Records contained in a dataset:

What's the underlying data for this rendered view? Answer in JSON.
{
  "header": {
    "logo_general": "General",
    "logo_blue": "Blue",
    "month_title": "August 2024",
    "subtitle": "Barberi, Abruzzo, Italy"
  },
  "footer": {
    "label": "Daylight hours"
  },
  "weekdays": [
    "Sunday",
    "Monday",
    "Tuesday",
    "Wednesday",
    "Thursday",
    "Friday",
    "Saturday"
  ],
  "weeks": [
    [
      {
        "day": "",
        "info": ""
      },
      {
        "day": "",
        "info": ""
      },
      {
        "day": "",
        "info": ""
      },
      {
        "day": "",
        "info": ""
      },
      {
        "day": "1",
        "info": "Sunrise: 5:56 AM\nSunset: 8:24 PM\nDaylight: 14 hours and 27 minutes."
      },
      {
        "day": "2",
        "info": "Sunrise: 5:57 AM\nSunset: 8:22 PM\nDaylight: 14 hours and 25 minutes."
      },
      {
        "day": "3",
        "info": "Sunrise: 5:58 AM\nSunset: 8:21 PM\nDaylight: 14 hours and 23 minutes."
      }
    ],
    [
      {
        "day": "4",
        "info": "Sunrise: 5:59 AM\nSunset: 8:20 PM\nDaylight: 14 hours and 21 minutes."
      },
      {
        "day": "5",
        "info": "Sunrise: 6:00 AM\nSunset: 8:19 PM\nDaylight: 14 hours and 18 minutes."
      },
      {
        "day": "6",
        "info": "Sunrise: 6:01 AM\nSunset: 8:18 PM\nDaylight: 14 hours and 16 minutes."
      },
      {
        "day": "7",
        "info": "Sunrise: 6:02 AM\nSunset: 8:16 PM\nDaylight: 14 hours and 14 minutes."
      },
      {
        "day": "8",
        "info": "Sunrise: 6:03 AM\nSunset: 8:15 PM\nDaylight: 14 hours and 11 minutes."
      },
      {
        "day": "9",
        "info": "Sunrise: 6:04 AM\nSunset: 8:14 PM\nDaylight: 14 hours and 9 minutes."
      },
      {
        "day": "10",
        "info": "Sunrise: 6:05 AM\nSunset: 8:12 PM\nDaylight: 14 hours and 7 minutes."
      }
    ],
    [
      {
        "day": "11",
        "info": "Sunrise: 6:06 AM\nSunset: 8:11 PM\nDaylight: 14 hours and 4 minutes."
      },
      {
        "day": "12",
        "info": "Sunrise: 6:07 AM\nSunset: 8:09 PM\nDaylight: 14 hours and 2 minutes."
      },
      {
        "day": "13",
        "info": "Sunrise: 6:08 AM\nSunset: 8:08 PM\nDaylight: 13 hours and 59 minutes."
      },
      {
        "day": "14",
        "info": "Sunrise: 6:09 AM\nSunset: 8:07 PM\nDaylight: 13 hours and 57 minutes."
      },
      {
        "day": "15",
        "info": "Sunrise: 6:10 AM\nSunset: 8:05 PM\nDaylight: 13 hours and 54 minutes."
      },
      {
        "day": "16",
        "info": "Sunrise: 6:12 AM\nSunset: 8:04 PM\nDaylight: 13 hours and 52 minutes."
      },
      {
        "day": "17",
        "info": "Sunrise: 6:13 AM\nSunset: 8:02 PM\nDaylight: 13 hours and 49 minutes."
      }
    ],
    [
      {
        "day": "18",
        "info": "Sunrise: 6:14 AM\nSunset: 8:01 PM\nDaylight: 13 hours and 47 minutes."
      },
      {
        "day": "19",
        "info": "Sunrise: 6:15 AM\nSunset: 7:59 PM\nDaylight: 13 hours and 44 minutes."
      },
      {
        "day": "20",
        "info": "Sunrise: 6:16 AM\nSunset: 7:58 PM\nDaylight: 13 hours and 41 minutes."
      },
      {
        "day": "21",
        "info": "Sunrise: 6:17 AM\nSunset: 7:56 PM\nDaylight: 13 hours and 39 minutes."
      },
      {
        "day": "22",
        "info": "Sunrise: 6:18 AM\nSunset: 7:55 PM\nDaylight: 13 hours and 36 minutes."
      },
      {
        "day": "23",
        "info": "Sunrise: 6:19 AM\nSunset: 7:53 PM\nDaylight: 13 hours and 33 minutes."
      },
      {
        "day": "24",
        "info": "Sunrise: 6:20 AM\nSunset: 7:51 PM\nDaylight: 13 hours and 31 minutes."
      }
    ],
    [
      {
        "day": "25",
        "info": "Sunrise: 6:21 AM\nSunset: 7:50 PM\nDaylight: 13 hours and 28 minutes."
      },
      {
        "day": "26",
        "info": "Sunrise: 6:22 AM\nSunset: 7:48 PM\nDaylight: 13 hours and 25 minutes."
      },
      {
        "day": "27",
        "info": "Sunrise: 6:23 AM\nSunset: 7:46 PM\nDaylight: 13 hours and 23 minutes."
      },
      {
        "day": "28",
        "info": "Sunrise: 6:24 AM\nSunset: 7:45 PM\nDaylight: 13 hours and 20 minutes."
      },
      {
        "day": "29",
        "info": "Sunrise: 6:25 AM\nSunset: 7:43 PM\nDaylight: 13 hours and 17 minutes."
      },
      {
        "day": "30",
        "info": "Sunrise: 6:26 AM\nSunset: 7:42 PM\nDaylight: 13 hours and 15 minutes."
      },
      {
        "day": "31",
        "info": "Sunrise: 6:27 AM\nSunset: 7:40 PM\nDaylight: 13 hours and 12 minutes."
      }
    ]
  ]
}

### WORK REQUIRED
Reproduce all data above, unchanged.

### WRITTEN RESPONSE
What's the underlying data for this rendered view? Answer in JSON.
{
  "header": {
    "logo_general": "General",
    "logo_blue": "Blue",
    "month_title": "August 2024",
    "subtitle": "Barberi, Abruzzo, Italy"
  },
  "footer": {
    "label": "Daylight hours"
  },
  "weekdays": [
    "Sunday",
    "Monday",
    "Tuesday",
    "Wednesday",
    "Thursday",
    "Friday",
    "Saturday"
  ],
  "weeks": [
    [
      {
        "day": "",
        "info": ""
      },
      {
        "day": "",
        "info": ""
      },
      {
        "day": "",
        "info": ""
      },
      {
        "day": "",
        "info": ""
      },
      {
        "day": "1",
        "info": "Sunrise: 5:56 AM\nSunset: 8:24 PM\nDaylight: 14 hours and 27 minutes."
      },
      {
        "day": "2",
        "info": "Sunrise: 5:57 AM\nSunset: 8:22 PM\nDaylight: 14 hours and 25 minutes."
      },
      {
        "day": "3",
        "info": "Sunrise: 5:58 AM\nSunset: 8:21 PM\nDaylight: 14 hours and 23 minutes."
      }
    ],
    [
      {
        "day": "4",
        "info": "Sunrise: 5:59 AM\nSunset: 8:20 PM\nDaylight: 14 hours and 21 minutes."
      },
      {
        "day": "5",
        "info": "Sunrise: 6:00 AM\nSunset: 8:19 PM\nDaylight: 14 hours and 18 minutes."
      },
      {
        "day": "6",
        "info": "Sunrise: 6:01 AM\nSunset: 8:18 PM\nDaylight: 14 hours and 16 minutes."
      },
      {
        "day": "7",
        "info": "Sunrise: 6:02 AM\nSunset: 8:16 PM\nDaylight: 14 hours and 14 minutes."
      },
      {
        "day": "8",
        "info": "Sunrise: 6:03 AM\nSunset: 8:15 PM\nDaylight: 14 hours and 11 minutes."
      },
      {
        "day": "9",
        "info": "Sunrise: 6:04 AM\nSunset: 8:14 PM\nDaylight: 14 hours and 9 minutes."
      },
      {
        "day": "10",
        "info": "Sunrise: 6:05 AM\nSunset: 8:12 PM\nDaylight: 14 hours and 7 minutes."
      }
    ],
    [
      {
        "day": "11",
        "info": "Sunrise: 6:06 AM\nSunset: 8:11 PM\nDaylight: 14 hours and 4 minutes."
      },
      {
        "day": "12",
        "info": "Sunrise: 6:07 AM\nSunset: 8:09 PM\nDaylight: 14 hours and 2 minutes."
      },
      {
        "day": "13",
        "info": "Sunrise: 6:08 AM\nSunset: 8:08 PM\nDaylight: 13 hours and 59 minutes."
      },
      {
        "day": "14",
        "info": "Sunrise: 6:09 AM\nSunset: 8:07 PM\nDaylight: 13 hours and 57 minutes."
      },
      {
        "day": "15",
        "info": "Sunrise: 6:10 AM\nSunset: 8:05 PM\nDaylight: 13 hours and 54 minutes."
      },
      {
        "day": "16",
        "info": "Sunrise: 6:12 AM\nSunset: 8:04 PM\nDaylight: 13 hours and 52 minutes."
      },
      {
        "day": "17",
        "info": "Sunrise: 6:13 AM\nSunset: 8:02 PM\nDaylight: 13 hours and 49 minutes."
      }
    ],
    [
      {
        "day": "18",
        "info": "Sunrise: 6:14 AM\nSunset: 8:01 PM\nDaylight: 13 hours and 47 minutes."
      },
      {
        "day": "19",
        "info": "Sunrise: 6:15 AM\nSunset: 7:59 PM\nDaylight: 13 hours and 44 minutes."
      },
      {
        "day": "20",
        "info": "Sunrise: 6:16 AM\nSunset: 7:58 PM\nDaylight: 13 hours and 41 minutes."
      },
      {
        "day": "21",
        "info": "Sunrise: 6:17 AM\nSunset: 7:56 PM\nDaylight: 13 hours and 39 minutes."
      },
      {
        "day": "22",
        "info": "Sunrise: 6:18 AM\nSunset: 7:55 PM\nDaylight: 13 hours and 36 minutes."
      },
      {
        "day": "23",
        "info": "Sunrise: 6:19 AM\nSunset: 7:53 PM\nDaylight: 13 hours and 33 minutes."
      },
      {
        "day": "24",
        "info": "Sunrise: 6:20 AM\nSunset: 7:51 PM\nDaylight: 13 hours and 31 minutes."
      }
    ],
    [
      {
        "day": "25",
        "info": "Sunrise: 6:21 AM\nSunset: 7:50 PM\nDaylight: 13 hours and 28 minutes."
      },
      {
        "day": "26",
        "info": "Sunrise: 6:22 AM\nSunset: 7:48 PM\nDaylight: 13 hours and 25 minutes."
      },
      {
        "day": "27",
        "info": "Sunrise: 6:23 AM\nSunset: 7:46 PM\nDaylight: 13 hours and 23 minutes."
      },
      {
        "day": "28",
        "info": "Sunrise: 6:24 AM\nSunset: 7:45 PM\nDaylight: 13 hours and 20 minutes."
      },
      {
        "day": "29",
        "info": "Sunrise: 6:25 AM\nSunset: 7:43 PM\nDaylight: 13 hours and 17 minutes."
      },
      {
        "day": "30",
        "info": "Sunrise: 6:26 AM\nSunset: 7:42 PM\nDaylight: 13 hours and 15 minutes."
      },
      {
        "day": "31",
        "info": "Sunrise: 6:27 AM\nSunset: 7:40 PM\nDaylight: 13 hours and 12 minutes."
      }
    ]
  ]
}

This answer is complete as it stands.